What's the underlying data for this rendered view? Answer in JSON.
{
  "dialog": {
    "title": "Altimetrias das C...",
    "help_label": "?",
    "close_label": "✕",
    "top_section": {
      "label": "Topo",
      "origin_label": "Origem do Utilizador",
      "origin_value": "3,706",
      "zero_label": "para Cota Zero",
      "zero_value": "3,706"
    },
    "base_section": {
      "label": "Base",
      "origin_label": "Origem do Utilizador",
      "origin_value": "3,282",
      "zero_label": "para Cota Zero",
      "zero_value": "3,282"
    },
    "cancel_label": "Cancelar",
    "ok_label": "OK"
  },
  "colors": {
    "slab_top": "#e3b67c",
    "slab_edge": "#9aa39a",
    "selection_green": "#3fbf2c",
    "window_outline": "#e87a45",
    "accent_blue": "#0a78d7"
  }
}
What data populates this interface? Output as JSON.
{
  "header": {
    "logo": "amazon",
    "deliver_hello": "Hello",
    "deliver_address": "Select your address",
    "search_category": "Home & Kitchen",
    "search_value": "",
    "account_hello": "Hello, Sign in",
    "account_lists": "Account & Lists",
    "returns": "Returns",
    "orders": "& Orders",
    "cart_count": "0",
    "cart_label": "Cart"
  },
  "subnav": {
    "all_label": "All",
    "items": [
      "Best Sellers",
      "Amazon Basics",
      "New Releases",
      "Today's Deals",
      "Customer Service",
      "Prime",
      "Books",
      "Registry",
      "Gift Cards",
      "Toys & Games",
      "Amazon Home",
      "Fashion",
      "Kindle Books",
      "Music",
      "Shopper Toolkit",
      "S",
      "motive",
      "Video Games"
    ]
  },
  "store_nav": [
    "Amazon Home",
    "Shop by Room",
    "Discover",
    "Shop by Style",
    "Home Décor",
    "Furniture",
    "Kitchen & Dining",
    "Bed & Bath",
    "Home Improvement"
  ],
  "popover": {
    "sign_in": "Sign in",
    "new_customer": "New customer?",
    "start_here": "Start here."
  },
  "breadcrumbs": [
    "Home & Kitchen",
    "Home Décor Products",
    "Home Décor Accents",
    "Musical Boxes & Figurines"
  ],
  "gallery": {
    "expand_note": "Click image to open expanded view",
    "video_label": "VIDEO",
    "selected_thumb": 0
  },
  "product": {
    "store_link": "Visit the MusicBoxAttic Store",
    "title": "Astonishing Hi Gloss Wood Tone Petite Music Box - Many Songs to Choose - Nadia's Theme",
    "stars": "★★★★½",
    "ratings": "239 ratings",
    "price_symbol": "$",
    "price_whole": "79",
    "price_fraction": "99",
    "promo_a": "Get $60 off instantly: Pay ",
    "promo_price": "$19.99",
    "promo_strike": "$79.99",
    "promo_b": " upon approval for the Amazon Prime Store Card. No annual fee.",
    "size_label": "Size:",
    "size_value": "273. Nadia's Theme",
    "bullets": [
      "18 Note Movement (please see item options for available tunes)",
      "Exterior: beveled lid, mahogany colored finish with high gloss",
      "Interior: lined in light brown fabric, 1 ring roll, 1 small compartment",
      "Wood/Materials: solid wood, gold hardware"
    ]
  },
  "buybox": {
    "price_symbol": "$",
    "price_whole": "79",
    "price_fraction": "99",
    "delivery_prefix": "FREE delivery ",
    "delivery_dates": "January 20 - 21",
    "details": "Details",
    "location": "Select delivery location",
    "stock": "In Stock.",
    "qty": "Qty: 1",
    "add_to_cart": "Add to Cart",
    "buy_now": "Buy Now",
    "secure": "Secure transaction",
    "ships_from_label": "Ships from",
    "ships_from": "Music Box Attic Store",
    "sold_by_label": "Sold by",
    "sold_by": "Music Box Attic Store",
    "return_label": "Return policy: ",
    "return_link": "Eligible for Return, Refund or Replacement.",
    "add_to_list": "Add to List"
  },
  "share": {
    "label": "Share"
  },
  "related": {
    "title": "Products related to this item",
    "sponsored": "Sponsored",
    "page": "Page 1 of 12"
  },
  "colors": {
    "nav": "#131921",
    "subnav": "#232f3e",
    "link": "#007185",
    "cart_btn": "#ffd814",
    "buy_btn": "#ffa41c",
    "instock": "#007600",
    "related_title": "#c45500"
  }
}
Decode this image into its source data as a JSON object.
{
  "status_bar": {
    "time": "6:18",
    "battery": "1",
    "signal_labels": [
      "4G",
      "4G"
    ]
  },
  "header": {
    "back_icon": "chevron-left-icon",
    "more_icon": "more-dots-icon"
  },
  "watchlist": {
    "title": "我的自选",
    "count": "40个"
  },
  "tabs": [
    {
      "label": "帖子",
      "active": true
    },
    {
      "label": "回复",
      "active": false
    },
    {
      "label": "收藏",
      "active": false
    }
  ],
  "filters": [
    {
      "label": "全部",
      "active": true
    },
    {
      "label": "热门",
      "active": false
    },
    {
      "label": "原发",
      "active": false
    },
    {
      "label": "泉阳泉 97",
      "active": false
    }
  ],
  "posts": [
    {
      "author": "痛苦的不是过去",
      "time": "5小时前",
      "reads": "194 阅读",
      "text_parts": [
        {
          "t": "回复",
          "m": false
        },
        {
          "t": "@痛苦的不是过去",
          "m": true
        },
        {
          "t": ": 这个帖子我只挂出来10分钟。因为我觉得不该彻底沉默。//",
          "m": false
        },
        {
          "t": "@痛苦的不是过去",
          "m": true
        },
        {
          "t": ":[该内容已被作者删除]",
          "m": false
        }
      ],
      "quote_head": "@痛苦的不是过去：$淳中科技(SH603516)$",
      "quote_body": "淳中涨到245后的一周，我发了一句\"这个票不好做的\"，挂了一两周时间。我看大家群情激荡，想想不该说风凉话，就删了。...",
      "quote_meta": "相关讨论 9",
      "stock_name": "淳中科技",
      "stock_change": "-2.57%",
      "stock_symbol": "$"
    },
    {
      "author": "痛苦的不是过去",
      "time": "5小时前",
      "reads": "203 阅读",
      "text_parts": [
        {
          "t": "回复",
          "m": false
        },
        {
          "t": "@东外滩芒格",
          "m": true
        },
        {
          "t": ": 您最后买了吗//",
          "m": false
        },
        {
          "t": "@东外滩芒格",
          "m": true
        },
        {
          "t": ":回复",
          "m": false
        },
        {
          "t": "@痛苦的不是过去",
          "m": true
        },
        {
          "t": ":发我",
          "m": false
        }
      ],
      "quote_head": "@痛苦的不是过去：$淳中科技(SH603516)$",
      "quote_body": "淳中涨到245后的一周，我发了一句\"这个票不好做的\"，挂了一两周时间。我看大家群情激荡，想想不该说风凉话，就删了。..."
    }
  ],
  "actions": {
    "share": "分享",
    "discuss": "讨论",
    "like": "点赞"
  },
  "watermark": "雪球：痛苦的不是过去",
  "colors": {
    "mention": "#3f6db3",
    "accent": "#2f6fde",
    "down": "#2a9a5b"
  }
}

:::::

■ GOAL OF THE EXERCISE ■
Write out all the lines again, exactly as they are.

■ THE SOLUTION ■
What's the underlying data for this rendered view? Answer in JSON.
{
  "dialog": {
    "title": "Altimetrias das C...",
    "help_label": "?",
    "close_label": "✕",
    "top_section": {
      "label": "Topo",
      "origin_label": "Origem do Utilizador",
      "origin_value": "3,706",
      "zero_label": "para Cota Zero",
      "zero_value": "3,706"
    },
    "base_section": {
      "label": "Base",
      "origin_label": "Origem do Utilizador",
      "origin_value": "3,282",
      "zero_label": "para Cota Zero",
      "zero_value": "3,282"
    },
    "cancel_label": "Cancelar",
    "ok_label": "OK"
  },
  "colors": {
    "slab_top": "#e3b67c",
    "slab_edge": "#9aa39a",
    "selection_green": "#3fbf2c",
    "window_outline": "#e87a45",
    "accent_blue": "#0a78d7"
  }
}
What data populates this interface? Output as JSON.
{
  "header": {
    "logo": "amazon",
    "deliver_hello": "Hello",
    "deliver_address": "Select your address",
    "search_category": "Home & Kitchen",
    "search_value": "",
    "account_hello": "Hello, Sign in",
    "account_lists": "Account & Lists",
    "returns": "Returns",
    "orders": "& Orders",
    "cart_count": "0",
    "cart_label": "Cart"
  },
  "subnav": {
    "all_label": "All",
    "items": [
      "Best Sellers",
      "Amazon Basics",
      "New Releases",
      "Today's Deals",
      "Customer Service",
      "Prime",
      "Books",
      "Registry",
      "Gift Cards",
      "Toys & Games",
      "Amazon Home",
      "Fashion",
      "Kindle Books",
      "Music",
      "Shopper Toolkit",
      "S",
      "motive",
      "Video Games"
    ]
  },
  "store_nav": [
    "Amazon Home",
    "Shop by Room",
    "Discover",
    "Shop by Style",
    "Home Décor",
    "Furniture",
    "Kitchen & Dining",
    "Bed & Bath",
    "Home Improvement"
  ],
  "popover": {
    "sign_in": "Sign in",
    "new_customer": "New customer?",
    "start_here": "Start here."
  },
  "breadcrumbs": [
    "Home & Kitchen",
    "Home Décor Products",
    "Home Décor Accents",
    "Musical Boxes & Figurines"
  ],
  "gallery": {
    "expand_note": "Click image to open expanded view",
    "video_label": "VIDEO",
    "selected_thumb": 0
  },
  "product": {
    "store_link": "Visit the MusicBoxAttic Store",
    "title": "Astonishing Hi Gloss Wood Tone Petite Music Box - Many Songs to Choose - Nadia's Theme",
    "stars": "★★★★½",
    "ratings": "239 ratings",
    "price_symbol": "$",
    "price_whole": "79",
    "price_fraction": "99",
    "promo_a": "Get $60 off instantly: Pay ",
    "promo_price": "$19.99",
    "promo_strike": "$79.99",
    "promo_b": " upon approval for the Amazon Prime Store Card. No annual fee.",
    "size_label": "Size:",
    "size_value": "273. Nadia's Theme",
    "bullets": [
      "18 Note Movement (please see item options for available tunes)",
      "Exterior: beveled lid, mahogany colored finish with high gloss",
      "Interior: lined in light brown fabric, 1 ring roll, 1 small compartment",
      "Wood/Materials: solid wood, gold hardware"
    ]
  },
  "buybox": {
    "price_symbol": "$",
    "price_whole": "79",
    "price_fraction": "99",
    "delivery_prefix": "FREE delivery ",
    "delivery_dates": "January 20 - 21",
    "details": "Details",
    "location": "Select delivery location",
    "stock": "In Stock.",
    "qty": "Qty: 1",
    "add_to_cart": "Add to Cart",
    "buy_now": "Buy Now",
    "secure": "Secure transaction",
    "ships_from_label": "Ships from",
    "ships_from": "Music Box Attic Store",
    "sold_by_label": "Sold by",
    "sold_by": "Music Box Attic Store",
    "return_label": "Return policy: ",
    "return_link": "Eligible for Return, Refund or Replacement.",
    "add_to_list": "Add to List"
  },
  "share": {
    "label": "Share"
  },
  "related": {
    "title": "Products related to this item",
    "sponsored": "Sponsored",
    "page": "Page 1 of 12"
  },
  "colors": {
    "nav": "#131921",
    "subnav": "#232f3e",
    "link": "#007185",
    "cart_btn": "#ffd814",
    "buy_btn": "#ffa41c",
    "instock": "#007600",
    "related_title": "#c45500"
  }
}
Decode this image into its source data as a JSON object.
{
  "status_bar": {
    "time": "6:18",
    "battery": "1",
    "signal_labels": [
      "4G",
      "4G"
    ]
  },
  "header": {
    "back_icon": "chevron-left-icon",
    "more_icon": "more-dots-icon"
  },
  "watchlist": {
    "title": "我的自选",
    "count": "40个"
  },
  "tabs": [
    {
      "label": "帖子",
      "active": true
    },
    {
      "label": "回复",
      "active": false
    },
    {
      "label": "收藏",
      "active": false
    }
  ],
  "filters": [
    {
      "label": "全部",
      "active": true
    },
    {
      "label": "热门",
      "active": false
    },
    {
      "label": "原发",
      "active": false
    },
    {
      "label": "泉阳泉 97",
      "active": false
    }
  ],
  "posts": [
    {
      "author": "痛苦的不是过去",
      "time": "5小时前",
      "reads": "194 阅读",
      "text_parts": [
        {
          "t": "回复",
          "m": false
        },
        {
          "t": "@痛苦的不是过去",
          "m": true
        },
        {
          "t": ": 这个帖子我只挂出来10分钟。因为我觉得不该彻底沉默。//",
          "m": false
        },
        {
          "t": "@痛苦的不是过去",
          "m": true
        },
        {
          "t": ":[该内容已被作者删除]",
          "m": false
        }
      ],
      "quote_head": "@痛苦的不是过去：$淳中科技(SH603516)$",
      "quote_body": "淳中涨到245后的一周，我发了一句\"这个票不好做的\"，挂了一两周时间。我看大家群情激荡，想想不该说风凉话，就删了。...",
      "quote_meta": "相关讨论 9",
      "stock_name": "淳中科技",
      "stock_change": "-2.57%",
      "stock_symbol": "$"
    },
    {
      "author": "痛苦的不是过去",
      "time": "5小时前",
      "reads": "203 阅读",
      "text_parts": [
        {
          "t": "回复",
          "m": false
        },
        {
          "t": "@东外滩芒格",
          "m": true
        },
        {
          "t": ": 您最后买了吗//",
          "m": false
        },
        {
          "t": "@东外滩芒格",
          "m": true
        },
        {
          "t": ":回复",
          "m": false
        },
        {
          "t": "@痛苦的不是过去",
          "m": true
        },
        {
          "t": ":发我",
          "m": false
        }
      ],
      "quote_head": "@痛苦的不是过去：$淳中科技(SH603516)$",
      "quote_body": "淳中涨到245后的一周，我发了一句\"这个票不好做的\"，挂了一两周时间。我看大家群情激荡，想想不该说风凉话，就删了。..."
    }
  ],
  "actions": {
    "share": "分享",
    "discuss": "讨论",
    "like": "点赞"
  },
  "watermark": "雪球：痛苦的不是过去",
  "colors": {
    "mention": "#3f6db3",
    "accent": "#2f6fde",
    "down": "#2a9a5b"
  }
}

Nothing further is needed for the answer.